──────── RECORD EXCERPTS ────────

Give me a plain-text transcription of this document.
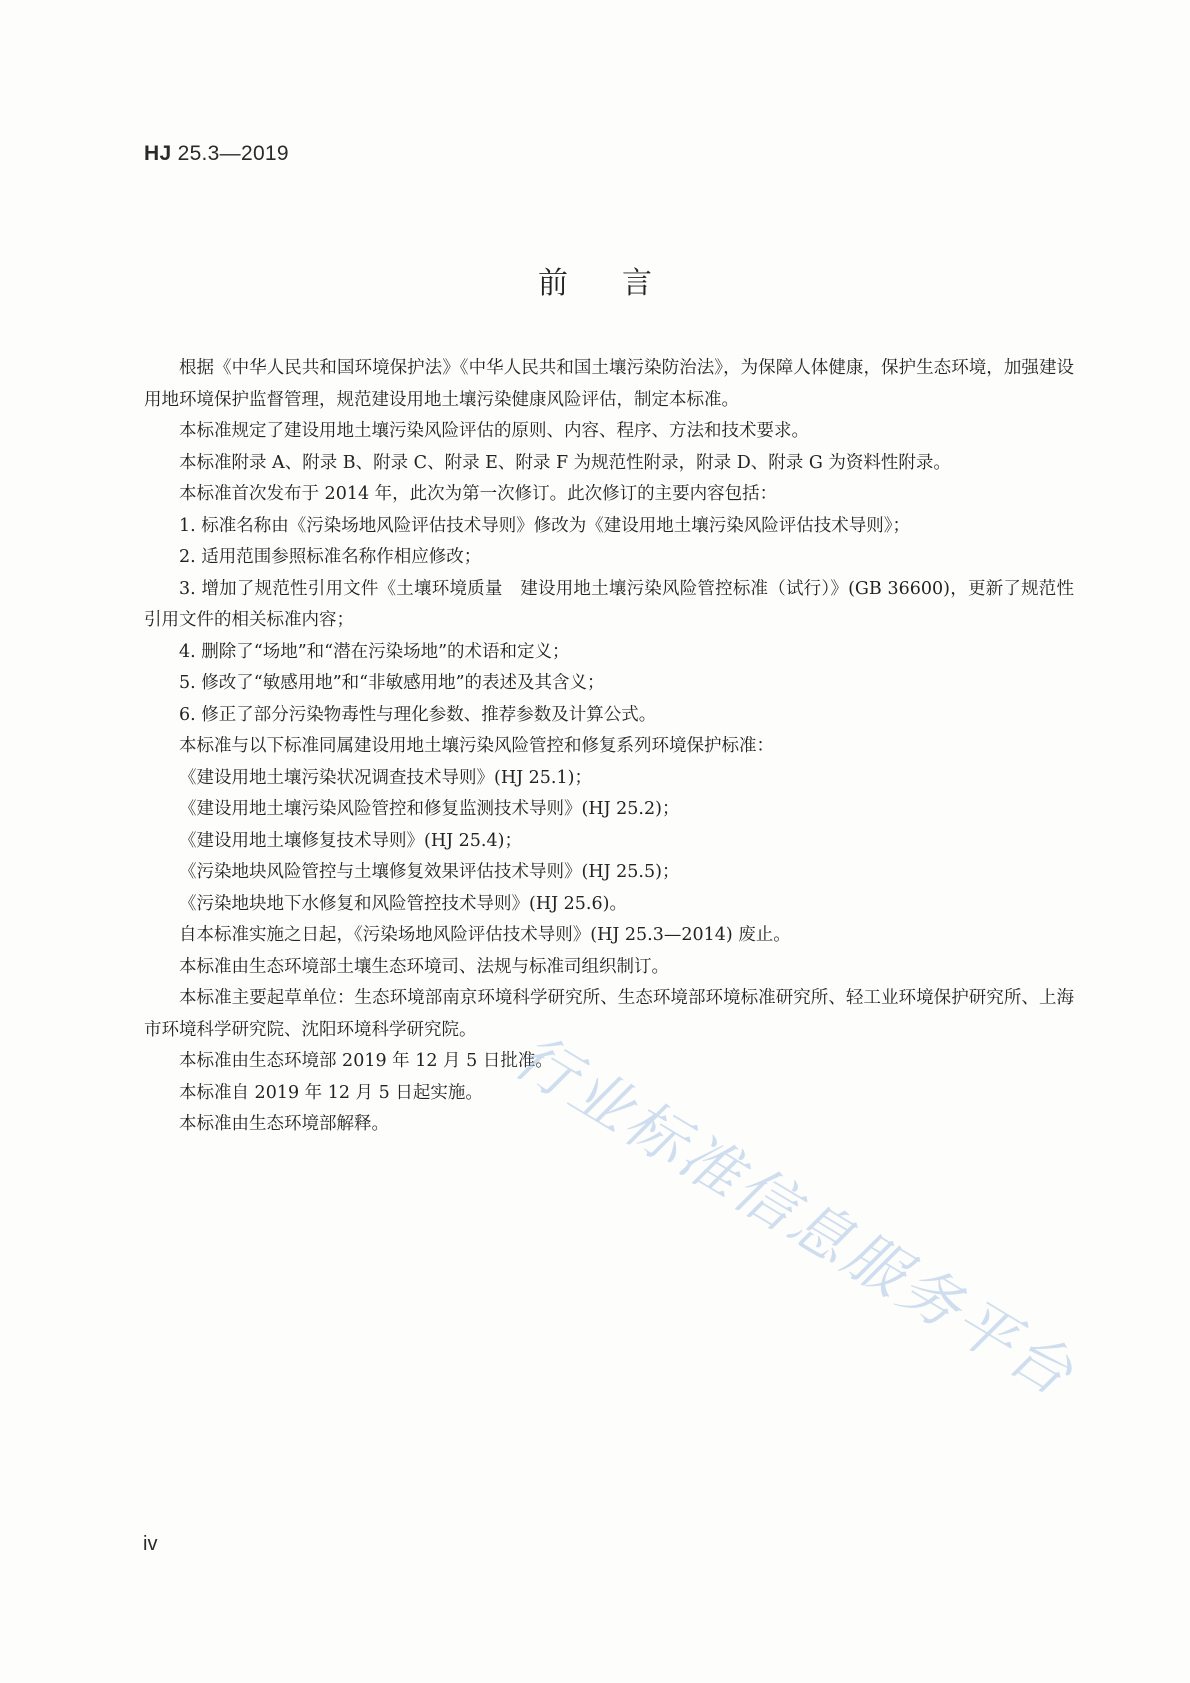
HJ 25.3—2019
前言

根据《中华人民共和国环境保护法》《中华人民共和国土壤污染防治法》，为保障人体健康，保护生态环境，加强建设用地环境保护监督管理，规范建设用地土壤污染健康风险评估，制定本标准。

本标准规定了建设用地土壤污染风险评估的原则、内容、程序、方法和技术要求。

本标准附录 A、附录 B、附录 C、附录 E、附录 F 为规范性附录，附录 D、附录 G 为资料性附录。

本标准首次发布于 2014 年，此次为第一次修订。此次修订的主要内容包括：

1. 标准名称由《污染场地风险评估技术导则》修改为《建设用地土壤污染风险评估技术导则》；

2. 适用范围参照标准名称作相应修改；

3. 增加了规范性引用文件《土壤环境质量　建设用地土壤污染风险管控标准（试行）》(GB 36600)，更新了规范性引用文件的相关标准内容；

4. 删除了“场地”和“潜在污染场地”的术语和定义；

5. 修改了“敏感用地”和“非敏感用地”的表述及其含义；

6. 修正了部分污染物毒性与理化参数、推荐参数及计算公式。

本标准与以下标准同属建设用地土壤污染风险管控和修复系列环境保护标准：

《建设用地土壤污染状况调查技术导则》(HJ 25.1)；

《建设用地土壤污染风险管控和修复监测技术导则》(HJ 25.2)；

《建设用地土壤修复技术导则》(HJ 25.4)；

《污染地块风险管控与土壤修复效果评估技术导则》(HJ 25.5)；

《污染地块地下水修复和风险管控技术导则》(HJ 25.6)。

自本标准实施之日起，《污染场地风险评估技术导则》(HJ 25.3—2014) 废止。

本标准由生态环境部土壤生态环境司、法规与标准司组织制订。

本标准主要起草单位：生态环境部南京环境科学研究所、生态环境部环境标准研究所、轻工业环境保护研究所、上海市环境科学研究院、沈阳环境科学研究院。

本标准由生态环境部 2019 年 12 月 5 日批准。

本标准自 2019 年 12 月 5 日起实施。

本标准由生态环境部解释。	行业标准信息服务平台
iv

────────

Except for the pictures, give all the material above again verbatim.

Give me a plain-text transcription of this document.
HJ 25.3—2019
前言

根据《中华人民共和国环境保护法》《中华人民共和国土壤污染防治法》，为保障人体健康，保护生态环境，加强建设用地环境保护监督管理，规范建设用地土壤污染健康风险评估，制定本标准。

本标准规定了建设用地土壤污染风险评估的原则、内容、程序、方法和技术要求。

本标准附录 A、附录 B、附录 C、附录 E、附录 F 为规范性附录，附录 D、附录 G 为资料性附录。

本标准首次发布于 2014 年，此次为第一次修订。此次修订的主要内容包括：

1. 标准名称由《污染场地风险评估技术导则》修改为《建设用地土壤污染风险评估技术导则》；

2. 适用范围参照标准名称作相应修改；

3. 增加了规范性引用文件《土壤环境质量　建设用地土壤污染风险管控标准（试行）》(GB 36600)，更新了规范性引用文件的相关标准内容；

4. 删除了“场地”和“潜在污染场地”的术语和定义；

5. 修改了“敏感用地”和“非敏感用地”的表述及其含义；

6. 修正了部分污染物毒性与理化参数、推荐参数及计算公式。

本标准与以下标准同属建设用地土壤污染风险管控和修复系列环境保护标准：

《建设用地土壤污染状况调查技术导则》(HJ 25.1)；

《建设用地土壤污染风险管控和修复监测技术导则》(HJ 25.2)；

《建设用地土壤修复技术导则》(HJ 25.4)；

《污染地块风险管控与土壤修复效果评估技术导则》(HJ 25.5)；

《污染地块地下水修复和风险管控技术导则》(HJ 25.6)。

自本标准实施之日起，《污染场地风险评估技术导则》(HJ 25.3—2014) 废止。

本标准由生态环境部土壤生态环境司、法规与标准司组织制订。

本标准主要起草单位：生态环境部南京环境科学研究所、生态环境部环境标准研究所、轻工业环境保护研究所、上海市环境科学研究院、沈阳环境科学研究院。

本标准由生态环境部 2019 年 12 月 5 日批准。

本标准自 2019 年 12 月 5 日起实施。

本标准由生态环境部解释。	行业标准信息服务平台
iv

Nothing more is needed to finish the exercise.